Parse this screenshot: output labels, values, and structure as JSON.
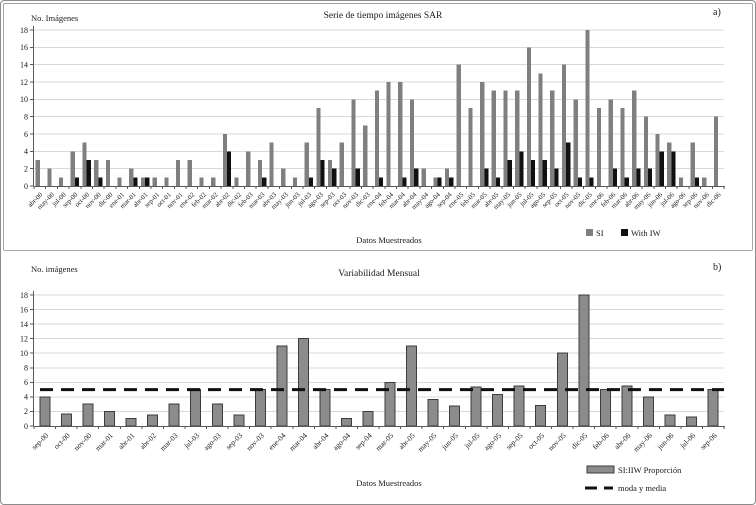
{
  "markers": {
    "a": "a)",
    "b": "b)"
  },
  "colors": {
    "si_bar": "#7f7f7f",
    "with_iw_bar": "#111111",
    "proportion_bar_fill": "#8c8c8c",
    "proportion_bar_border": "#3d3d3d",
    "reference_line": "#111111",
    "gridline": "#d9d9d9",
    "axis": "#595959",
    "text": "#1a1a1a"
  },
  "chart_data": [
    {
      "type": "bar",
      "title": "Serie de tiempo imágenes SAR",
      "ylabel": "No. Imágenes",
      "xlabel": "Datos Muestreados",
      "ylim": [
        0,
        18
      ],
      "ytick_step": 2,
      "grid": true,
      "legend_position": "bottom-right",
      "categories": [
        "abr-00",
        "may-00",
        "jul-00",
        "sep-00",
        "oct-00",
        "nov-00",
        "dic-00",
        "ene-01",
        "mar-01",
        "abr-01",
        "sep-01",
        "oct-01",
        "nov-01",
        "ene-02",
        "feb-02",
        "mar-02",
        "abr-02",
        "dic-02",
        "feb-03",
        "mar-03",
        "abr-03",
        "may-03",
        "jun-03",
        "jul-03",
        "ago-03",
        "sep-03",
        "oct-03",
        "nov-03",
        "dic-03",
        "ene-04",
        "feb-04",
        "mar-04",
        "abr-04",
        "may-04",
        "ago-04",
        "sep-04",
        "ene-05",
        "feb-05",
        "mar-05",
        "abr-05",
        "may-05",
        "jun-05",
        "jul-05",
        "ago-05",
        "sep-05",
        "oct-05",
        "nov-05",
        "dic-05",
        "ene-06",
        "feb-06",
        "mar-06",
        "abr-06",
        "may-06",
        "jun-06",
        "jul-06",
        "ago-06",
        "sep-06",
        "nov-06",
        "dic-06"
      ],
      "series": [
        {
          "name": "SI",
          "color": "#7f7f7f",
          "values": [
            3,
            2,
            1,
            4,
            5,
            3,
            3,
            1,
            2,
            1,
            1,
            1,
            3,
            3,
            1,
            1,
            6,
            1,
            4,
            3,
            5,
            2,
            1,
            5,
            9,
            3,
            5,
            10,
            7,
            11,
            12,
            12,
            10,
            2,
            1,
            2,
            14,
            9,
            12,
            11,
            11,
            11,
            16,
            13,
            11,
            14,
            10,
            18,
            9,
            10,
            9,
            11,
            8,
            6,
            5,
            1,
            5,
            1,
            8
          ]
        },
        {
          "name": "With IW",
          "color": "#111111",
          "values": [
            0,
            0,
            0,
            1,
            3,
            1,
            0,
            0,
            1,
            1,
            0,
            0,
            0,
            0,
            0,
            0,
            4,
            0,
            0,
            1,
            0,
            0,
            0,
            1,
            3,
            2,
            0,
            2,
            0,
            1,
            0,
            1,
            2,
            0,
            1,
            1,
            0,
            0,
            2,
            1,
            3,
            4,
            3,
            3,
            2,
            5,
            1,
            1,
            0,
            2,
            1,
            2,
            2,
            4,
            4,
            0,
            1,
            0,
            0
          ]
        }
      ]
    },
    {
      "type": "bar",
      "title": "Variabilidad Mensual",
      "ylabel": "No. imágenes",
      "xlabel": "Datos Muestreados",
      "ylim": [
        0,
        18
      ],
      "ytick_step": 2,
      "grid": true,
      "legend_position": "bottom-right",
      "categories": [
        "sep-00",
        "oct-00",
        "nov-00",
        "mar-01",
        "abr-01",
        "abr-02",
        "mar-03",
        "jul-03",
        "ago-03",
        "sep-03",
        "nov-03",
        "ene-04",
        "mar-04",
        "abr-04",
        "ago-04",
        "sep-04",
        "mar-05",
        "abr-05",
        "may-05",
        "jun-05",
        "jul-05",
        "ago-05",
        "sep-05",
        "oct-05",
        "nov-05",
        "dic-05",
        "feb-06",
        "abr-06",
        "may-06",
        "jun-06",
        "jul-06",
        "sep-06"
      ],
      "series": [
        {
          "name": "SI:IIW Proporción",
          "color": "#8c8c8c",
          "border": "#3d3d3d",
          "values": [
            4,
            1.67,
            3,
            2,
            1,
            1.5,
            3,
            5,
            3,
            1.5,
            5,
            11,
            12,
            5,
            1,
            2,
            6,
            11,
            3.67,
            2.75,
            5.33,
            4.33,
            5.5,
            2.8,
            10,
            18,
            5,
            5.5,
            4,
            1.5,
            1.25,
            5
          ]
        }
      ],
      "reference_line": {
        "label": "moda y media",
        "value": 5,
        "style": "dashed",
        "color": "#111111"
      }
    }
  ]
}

**Exercise description:** An unchanged copy of the data, images excluded, is all that should be given.

**Result:**
Parse this screenshot: output labels, values, and structure as JSON.
{
  "markers": {
    "a": "a)",
    "b": "b)"
  },
  "colors": {
    "si_bar": "#7f7f7f",
    "with_iw_bar": "#111111",
    "proportion_bar_fill": "#8c8c8c",
    "proportion_bar_border": "#3d3d3d",
    "reference_line": "#111111",
    "gridline": "#d9d9d9",
    "axis": "#595959",
    "text": "#1a1a1a"
  },
  "chart_data": [
    {
      "type": "bar",
      "title": "Serie de tiempo imágenes SAR",
      "ylabel": "No. Imágenes",
      "xlabel": "Datos Muestreados",
      "ylim": [
        0,
        18
      ],
      "ytick_step": 2,
      "grid": true,
      "legend_position": "bottom-right",
      "categories": [
        "abr-00",
        "may-00",
        "jul-00",
        "sep-00",
        "oct-00",
        "nov-00",
        "dic-00",
        "ene-01",
        "mar-01",
        "abr-01",
        "sep-01",
        "oct-01",
        "nov-01",
        "ene-02",
        "feb-02",
        "mar-02",
        "abr-02",
        "dic-02",
        "feb-03",
        "mar-03",
        "abr-03",
        "may-03",
        "jun-03",
        "jul-03",
        "ago-03",
        "sep-03",
        "oct-03",
        "nov-03",
        "dic-03",
        "ene-04",
        "feb-04",
        "mar-04",
        "abr-04",
        "may-04",
        "ago-04",
        "sep-04",
        "ene-05",
        "feb-05",
        "mar-05",
        "abr-05",
        "may-05",
        "jun-05",
        "jul-05",
        "ago-05",
        "sep-05",
        "oct-05",
        "nov-05",
        "dic-05",
        "ene-06",
        "feb-06",
        "mar-06",
        "abr-06",
        "may-06",
        "jun-06",
        "jul-06",
        "ago-06",
        "sep-06",
        "nov-06",
        "dic-06"
      ],
      "series": [
        {
          "name": "SI",
          "color": "#7f7f7f",
          "values": [
            3,
            2,
            1,
            4,
            5,
            3,
            3,
            1,
            2,
            1,
            1,
            1,
            3,
            3,
            1,
            1,
            6,
            1,
            4,
            3,
            5,
            2,
            1,
            5,
            9,
            3,
            5,
            10,
            7,
            11,
            12,
            12,
            10,
            2,
            1,
            2,
            14,
            9,
            12,
            11,
            11,
            11,
            16,
            13,
            11,
            14,
            10,
            18,
            9,
            10,
            9,
            11,
            8,
            6,
            5,
            1,
            5,
            1,
            8
          ]
        },
        {
          "name": "With IW",
          "color": "#111111",
          "values": [
            0,
            0,
            0,
            1,
            3,
            1,
            0,
            0,
            1,
            1,
            0,
            0,
            0,
            0,
            0,
            0,
            4,
            0,
            0,
            1,
            0,
            0,
            0,
            1,
            3,
            2,
            0,
            2,
            0,
            1,
            0,
            1,
            2,
            0,
            1,
            1,
            0,
            0,
            2,
            1,
            3,
            4,
            3,
            3,
            2,
            5,
            1,
            1,
            0,
            2,
            1,
            2,
            2,
            4,
            4,
            0,
            1,
            0,
            0
          ]
        }
      ]
    },
    {
      "type": "bar",
      "title": "Variabilidad Mensual",
      "ylabel": "No. imágenes",
      "xlabel": "Datos Muestreados",
      "ylim": [
        0,
        18
      ],
      "ytick_step": 2,
      "grid": true,
      "legend_position": "bottom-right",
      "categories": [
        "sep-00",
        "oct-00",
        "nov-00",
        "mar-01",
        "abr-01",
        "abr-02",
        "mar-03",
        "jul-03",
        "ago-03",
        "sep-03",
        "nov-03",
        "ene-04",
        "mar-04",
        "abr-04",
        "ago-04",
        "sep-04",
        "mar-05",
        "abr-05",
        "may-05",
        "jun-05",
        "jul-05",
        "ago-05",
        "sep-05",
        "oct-05",
        "nov-05",
        "dic-05",
        "feb-06",
        "abr-06",
        "may-06",
        "jun-06",
        "jul-06",
        "sep-06"
      ],
      "series": [
        {
          "name": "SI:IIW Proporción",
          "color": "#8c8c8c",
          "border": "#3d3d3d",
          "values": [
            4,
            1.67,
            3,
            2,
            1,
            1.5,
            3,
            5,
            3,
            1.5,
            5,
            11,
            12,
            5,
            1,
            2,
            6,
            11,
            3.67,
            2.75,
            5.33,
            4.33,
            5.5,
            2.8,
            10,
            18,
            5,
            5.5,
            4,
            1.5,
            1.25,
            5
          ]
        }
      ],
      "reference_line": {
        "label": "moda y media",
        "value": 5,
        "style": "dashed",
        "color": "#111111"
      }
    }
  ]
}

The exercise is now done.